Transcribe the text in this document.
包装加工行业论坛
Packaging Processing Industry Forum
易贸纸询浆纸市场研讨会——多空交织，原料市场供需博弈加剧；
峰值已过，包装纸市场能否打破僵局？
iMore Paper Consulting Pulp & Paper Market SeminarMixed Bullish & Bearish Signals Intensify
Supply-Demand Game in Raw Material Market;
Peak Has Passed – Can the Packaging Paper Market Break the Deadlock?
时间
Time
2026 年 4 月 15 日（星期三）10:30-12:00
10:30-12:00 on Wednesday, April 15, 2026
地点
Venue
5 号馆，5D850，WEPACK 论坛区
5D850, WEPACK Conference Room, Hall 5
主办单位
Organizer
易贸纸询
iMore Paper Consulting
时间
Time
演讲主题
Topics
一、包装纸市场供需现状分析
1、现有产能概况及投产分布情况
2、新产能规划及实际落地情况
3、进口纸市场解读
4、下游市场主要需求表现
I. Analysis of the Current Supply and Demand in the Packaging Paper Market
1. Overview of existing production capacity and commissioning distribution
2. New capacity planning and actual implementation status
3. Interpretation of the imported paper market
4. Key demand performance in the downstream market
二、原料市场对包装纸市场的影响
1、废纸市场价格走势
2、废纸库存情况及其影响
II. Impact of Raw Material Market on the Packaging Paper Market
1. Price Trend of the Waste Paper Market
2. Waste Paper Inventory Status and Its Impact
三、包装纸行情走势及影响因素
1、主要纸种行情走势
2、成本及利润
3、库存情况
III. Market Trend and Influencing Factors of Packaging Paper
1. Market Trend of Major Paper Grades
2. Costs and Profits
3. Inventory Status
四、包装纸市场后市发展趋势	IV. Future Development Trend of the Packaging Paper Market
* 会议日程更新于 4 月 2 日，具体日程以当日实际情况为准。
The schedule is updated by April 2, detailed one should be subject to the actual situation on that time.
.....
▶ _GOAL_:
Print every entry exactly as it appears.

▶ _RESULT OF THIS EXERCISE_:
Transcribe the text in this document.
包装加工行业论坛
Packaging Processing Industry Forum
易贸纸询浆纸市场研讨会——多空交织，原料市场供需博弈加剧；
峰值已过，包装纸市场能否打破僵局？
iMore Paper Consulting Pulp & Paper Market SeminarMixed Bullish & Bearish Signals Intensify
Supply-Demand Game in Raw Material Market;
Peak Has Passed – Can the Packaging Paper Market Break the Deadlock?
时间
Time
2026 年 4 月 15 日（星期三）10:30-12:00
10:30-12:00 on Wednesday, April 15, 2026
地点
Venue
5 号馆，5D850，WEPACK 论坛区
5D850, WEPACK Conference Room, Hall 5
主办单位
Organizer
易贸纸询
iMore Paper Consulting
时间
Time
演讲主题
Topics
一、包装纸市场供需现状分析
1、现有产能概况及投产分布情况
2、新产能规划及实际落地情况
3、进口纸市场解读
4、下游市场主要需求表现
I. Analysis of the Current Supply and Demand in the Packaging Paper Market
1. Overview of existing production capacity and commissioning distribution
2. New capacity planning and actual implementation status
3. Interpretation of the imported paper market
4. Key demand performance in the downstream market
二、原料市场对包装纸市场的影响
1、废纸市场价格走势
2、废纸库存情况及其影响
II. Impact of Raw Material Market on the Packaging Paper Market
1. Price Trend of the Waste Paper Market
2. Waste Paper Inventory Status and Its Impact
三、包装纸行情走势及影响因素
1、主要纸种行情走势
2、成本及利润
3、库存情况
III. Market Trend and Influencing Factors of Packaging Paper
1. Market Trend of Major Paper Grades
2. Costs and Profits
3. Inventory Status
四、包装纸市场后市发展趋势	IV. Future Development Trend of the Packaging Paper Market
* 会议日程更新于 4 月 2 日，具体日程以当日实际情况为准。
The schedule is updated by April 2, detailed one should be subject to the actual situation on that time.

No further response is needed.